Work to complete:
Pull out every line below that contains the word "JSON".

Extracted material:
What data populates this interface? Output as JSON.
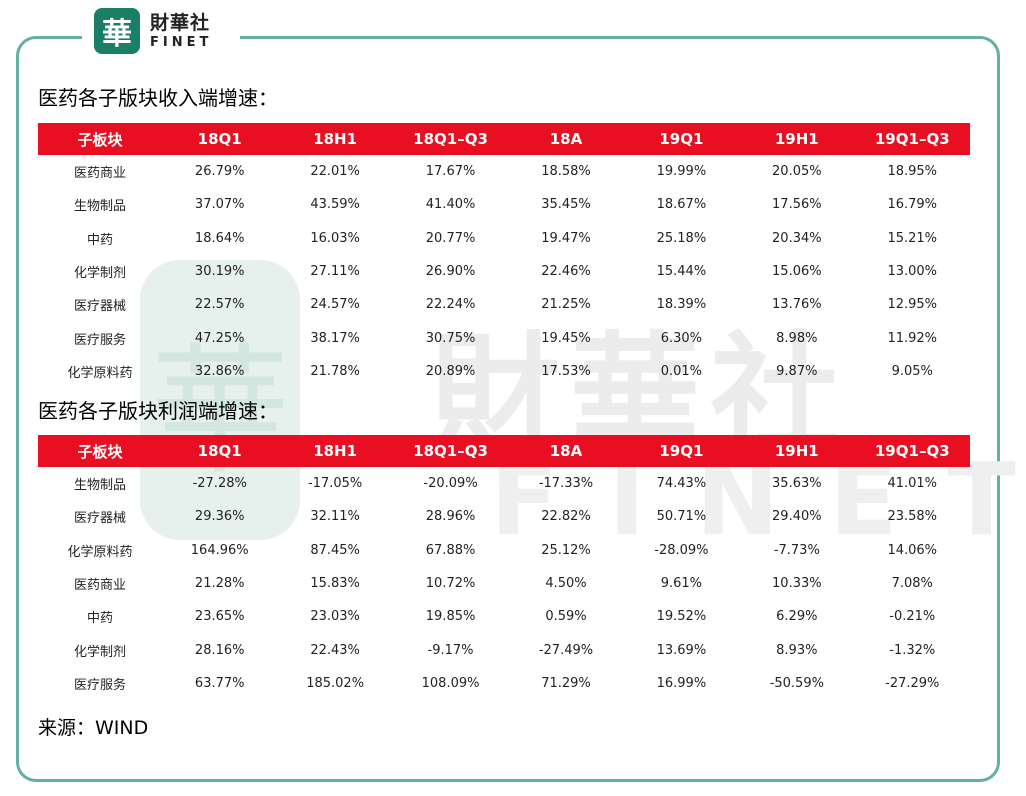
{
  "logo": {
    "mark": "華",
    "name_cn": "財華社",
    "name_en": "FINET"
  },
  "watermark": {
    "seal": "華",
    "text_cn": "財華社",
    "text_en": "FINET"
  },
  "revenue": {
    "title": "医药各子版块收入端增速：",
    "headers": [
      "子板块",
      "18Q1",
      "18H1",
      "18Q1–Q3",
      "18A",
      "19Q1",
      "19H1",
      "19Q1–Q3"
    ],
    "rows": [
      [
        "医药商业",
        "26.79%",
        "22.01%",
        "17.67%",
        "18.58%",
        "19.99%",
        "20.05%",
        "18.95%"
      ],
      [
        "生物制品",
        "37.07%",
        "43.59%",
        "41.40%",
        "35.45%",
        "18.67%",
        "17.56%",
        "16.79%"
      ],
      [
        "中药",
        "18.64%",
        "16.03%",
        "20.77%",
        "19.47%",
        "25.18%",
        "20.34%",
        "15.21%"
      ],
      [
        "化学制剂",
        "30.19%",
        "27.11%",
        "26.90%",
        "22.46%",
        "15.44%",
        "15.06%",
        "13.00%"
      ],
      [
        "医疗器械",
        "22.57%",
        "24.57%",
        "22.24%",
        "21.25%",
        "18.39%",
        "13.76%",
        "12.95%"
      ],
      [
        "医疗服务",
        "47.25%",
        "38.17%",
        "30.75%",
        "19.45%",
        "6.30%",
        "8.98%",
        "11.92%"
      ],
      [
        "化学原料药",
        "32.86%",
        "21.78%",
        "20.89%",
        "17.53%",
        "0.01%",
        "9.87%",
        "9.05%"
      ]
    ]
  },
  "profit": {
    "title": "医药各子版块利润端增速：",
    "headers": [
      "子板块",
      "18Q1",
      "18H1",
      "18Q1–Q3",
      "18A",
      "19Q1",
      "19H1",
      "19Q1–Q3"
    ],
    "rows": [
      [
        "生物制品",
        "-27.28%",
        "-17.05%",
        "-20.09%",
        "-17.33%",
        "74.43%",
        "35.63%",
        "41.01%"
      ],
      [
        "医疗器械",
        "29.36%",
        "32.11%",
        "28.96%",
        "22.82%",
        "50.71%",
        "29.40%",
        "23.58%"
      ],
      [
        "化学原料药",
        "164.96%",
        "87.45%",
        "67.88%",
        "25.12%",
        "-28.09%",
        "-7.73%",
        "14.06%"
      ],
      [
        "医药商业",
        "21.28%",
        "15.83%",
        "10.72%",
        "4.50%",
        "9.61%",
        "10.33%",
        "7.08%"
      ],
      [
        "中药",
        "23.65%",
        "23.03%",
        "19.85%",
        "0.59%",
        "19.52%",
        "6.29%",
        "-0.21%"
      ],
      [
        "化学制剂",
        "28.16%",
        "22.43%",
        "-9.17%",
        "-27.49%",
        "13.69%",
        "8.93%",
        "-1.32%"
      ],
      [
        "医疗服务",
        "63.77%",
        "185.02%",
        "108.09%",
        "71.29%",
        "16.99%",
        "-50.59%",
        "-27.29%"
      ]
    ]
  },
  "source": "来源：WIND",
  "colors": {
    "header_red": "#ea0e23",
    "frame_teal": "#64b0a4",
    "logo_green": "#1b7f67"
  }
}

---

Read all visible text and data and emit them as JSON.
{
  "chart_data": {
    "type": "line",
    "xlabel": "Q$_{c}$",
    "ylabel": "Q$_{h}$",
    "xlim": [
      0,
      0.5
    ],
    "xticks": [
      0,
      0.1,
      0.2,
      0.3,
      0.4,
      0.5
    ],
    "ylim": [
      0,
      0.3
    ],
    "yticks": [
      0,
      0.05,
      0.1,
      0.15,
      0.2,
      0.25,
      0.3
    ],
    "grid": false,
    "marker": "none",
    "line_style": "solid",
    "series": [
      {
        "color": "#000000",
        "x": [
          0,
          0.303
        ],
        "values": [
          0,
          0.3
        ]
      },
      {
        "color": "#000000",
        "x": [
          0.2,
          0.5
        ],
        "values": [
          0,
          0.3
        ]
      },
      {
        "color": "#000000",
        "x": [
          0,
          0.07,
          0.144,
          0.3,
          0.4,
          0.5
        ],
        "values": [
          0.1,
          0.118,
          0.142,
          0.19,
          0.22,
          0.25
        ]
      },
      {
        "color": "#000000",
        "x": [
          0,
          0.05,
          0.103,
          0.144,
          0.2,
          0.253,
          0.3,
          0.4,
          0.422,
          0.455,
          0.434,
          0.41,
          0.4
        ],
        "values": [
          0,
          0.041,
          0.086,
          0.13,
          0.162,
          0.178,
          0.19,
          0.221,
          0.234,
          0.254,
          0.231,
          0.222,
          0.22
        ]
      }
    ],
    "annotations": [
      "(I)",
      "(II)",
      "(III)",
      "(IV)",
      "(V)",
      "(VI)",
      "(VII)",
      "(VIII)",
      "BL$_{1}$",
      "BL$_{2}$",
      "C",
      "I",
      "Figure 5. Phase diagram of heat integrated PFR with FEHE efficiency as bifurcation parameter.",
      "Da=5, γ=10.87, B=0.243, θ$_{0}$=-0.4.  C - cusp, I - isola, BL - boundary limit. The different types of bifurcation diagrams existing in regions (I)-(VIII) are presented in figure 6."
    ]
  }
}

Output for this exercise:
What data populates this interface? Output as JSON.
Read all visible text and data and emit them as JSON.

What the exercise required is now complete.